### [Written exercise]
Where a line holds the word "giác", copy that line.

[Records excerpted from a collection]
------------------------

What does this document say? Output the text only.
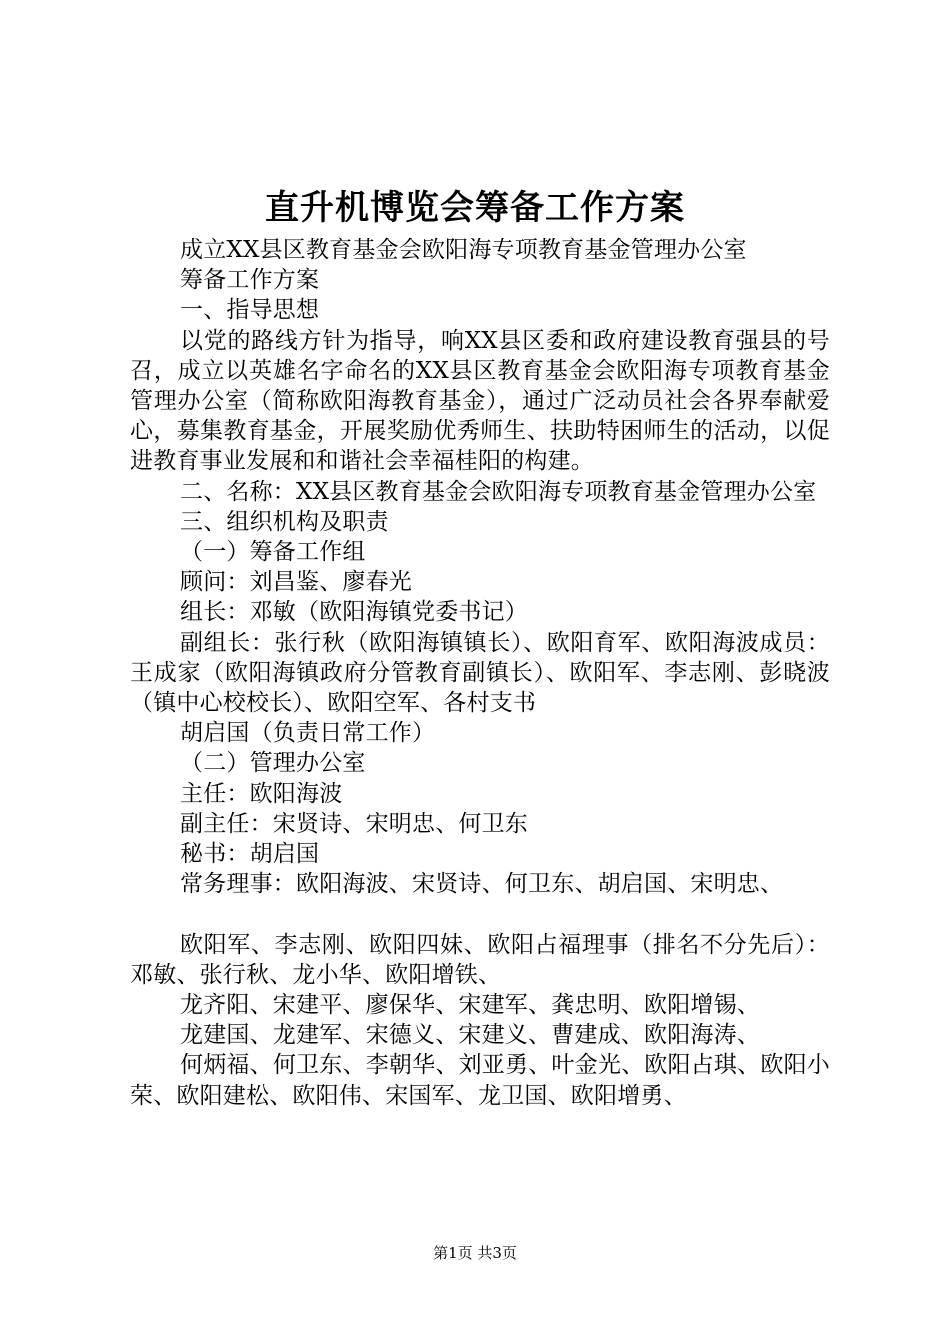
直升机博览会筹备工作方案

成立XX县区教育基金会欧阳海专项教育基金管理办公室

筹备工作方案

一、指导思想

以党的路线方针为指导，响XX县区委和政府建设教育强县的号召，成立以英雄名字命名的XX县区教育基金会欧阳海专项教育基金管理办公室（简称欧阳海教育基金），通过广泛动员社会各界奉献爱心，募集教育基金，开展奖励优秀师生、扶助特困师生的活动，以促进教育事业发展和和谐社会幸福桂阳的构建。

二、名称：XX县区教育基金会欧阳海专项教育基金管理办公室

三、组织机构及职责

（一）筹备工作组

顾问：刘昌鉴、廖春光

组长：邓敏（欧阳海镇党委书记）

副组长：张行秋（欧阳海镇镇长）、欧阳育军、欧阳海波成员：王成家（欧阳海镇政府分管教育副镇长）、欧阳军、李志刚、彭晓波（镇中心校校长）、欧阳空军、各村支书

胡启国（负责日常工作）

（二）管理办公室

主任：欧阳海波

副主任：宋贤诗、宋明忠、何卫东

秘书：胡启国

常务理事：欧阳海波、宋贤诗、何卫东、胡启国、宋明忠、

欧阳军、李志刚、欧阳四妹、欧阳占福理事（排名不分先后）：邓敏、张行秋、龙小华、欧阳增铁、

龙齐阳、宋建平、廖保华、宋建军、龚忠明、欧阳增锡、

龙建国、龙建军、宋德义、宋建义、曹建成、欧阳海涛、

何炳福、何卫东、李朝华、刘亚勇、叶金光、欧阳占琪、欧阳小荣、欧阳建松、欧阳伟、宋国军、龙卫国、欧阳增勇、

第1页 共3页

------------------------

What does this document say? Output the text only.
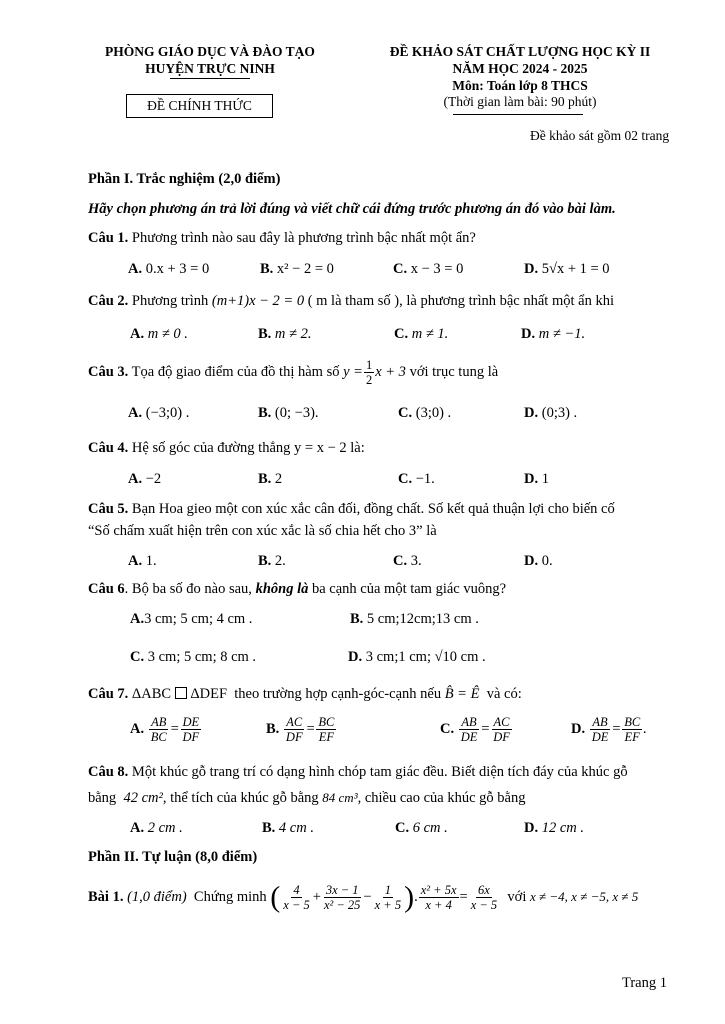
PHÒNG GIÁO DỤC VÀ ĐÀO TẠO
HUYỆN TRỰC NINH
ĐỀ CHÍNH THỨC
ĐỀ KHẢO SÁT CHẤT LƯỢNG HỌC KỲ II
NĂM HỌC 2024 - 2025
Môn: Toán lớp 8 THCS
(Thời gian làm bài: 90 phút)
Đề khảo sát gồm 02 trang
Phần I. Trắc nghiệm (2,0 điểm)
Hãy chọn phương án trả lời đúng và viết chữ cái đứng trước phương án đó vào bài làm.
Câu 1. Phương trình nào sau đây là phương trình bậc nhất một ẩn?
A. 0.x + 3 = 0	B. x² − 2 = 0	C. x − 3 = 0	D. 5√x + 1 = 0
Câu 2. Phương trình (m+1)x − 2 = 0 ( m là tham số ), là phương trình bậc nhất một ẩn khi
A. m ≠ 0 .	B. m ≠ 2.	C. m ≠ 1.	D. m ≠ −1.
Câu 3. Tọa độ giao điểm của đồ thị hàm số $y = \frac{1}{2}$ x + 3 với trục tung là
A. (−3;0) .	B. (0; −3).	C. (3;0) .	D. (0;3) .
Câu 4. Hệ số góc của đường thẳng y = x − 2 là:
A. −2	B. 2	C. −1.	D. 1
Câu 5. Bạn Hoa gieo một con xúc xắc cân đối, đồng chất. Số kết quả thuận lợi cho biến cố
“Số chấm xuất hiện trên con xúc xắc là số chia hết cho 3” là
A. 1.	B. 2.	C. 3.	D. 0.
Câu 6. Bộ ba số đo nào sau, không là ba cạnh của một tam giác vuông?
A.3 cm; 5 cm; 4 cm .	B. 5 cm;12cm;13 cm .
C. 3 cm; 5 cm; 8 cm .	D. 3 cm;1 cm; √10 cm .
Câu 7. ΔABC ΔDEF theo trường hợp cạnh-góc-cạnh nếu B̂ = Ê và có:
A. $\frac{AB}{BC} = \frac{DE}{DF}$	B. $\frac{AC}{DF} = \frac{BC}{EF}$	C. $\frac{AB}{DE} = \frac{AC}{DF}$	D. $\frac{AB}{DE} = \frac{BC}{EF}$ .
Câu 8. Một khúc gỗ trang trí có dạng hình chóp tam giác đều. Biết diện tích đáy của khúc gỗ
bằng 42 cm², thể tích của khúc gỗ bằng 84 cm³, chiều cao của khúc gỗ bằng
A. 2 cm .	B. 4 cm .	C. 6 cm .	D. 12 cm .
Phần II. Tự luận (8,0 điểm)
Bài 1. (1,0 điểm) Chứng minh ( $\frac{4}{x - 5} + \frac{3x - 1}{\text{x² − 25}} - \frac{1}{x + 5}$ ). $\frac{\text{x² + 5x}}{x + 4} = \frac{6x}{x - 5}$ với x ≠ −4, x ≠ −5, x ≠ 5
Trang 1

------------------------

### [Task solution]
Câu 6. Bộ ba số đo nào sau, không là ba cạnh của một tam giác vuông?
Câu 8. Một khúc gỗ trang trí có dạng hình chóp tam giác đều. Biết diện tích đáy của khúc gỗ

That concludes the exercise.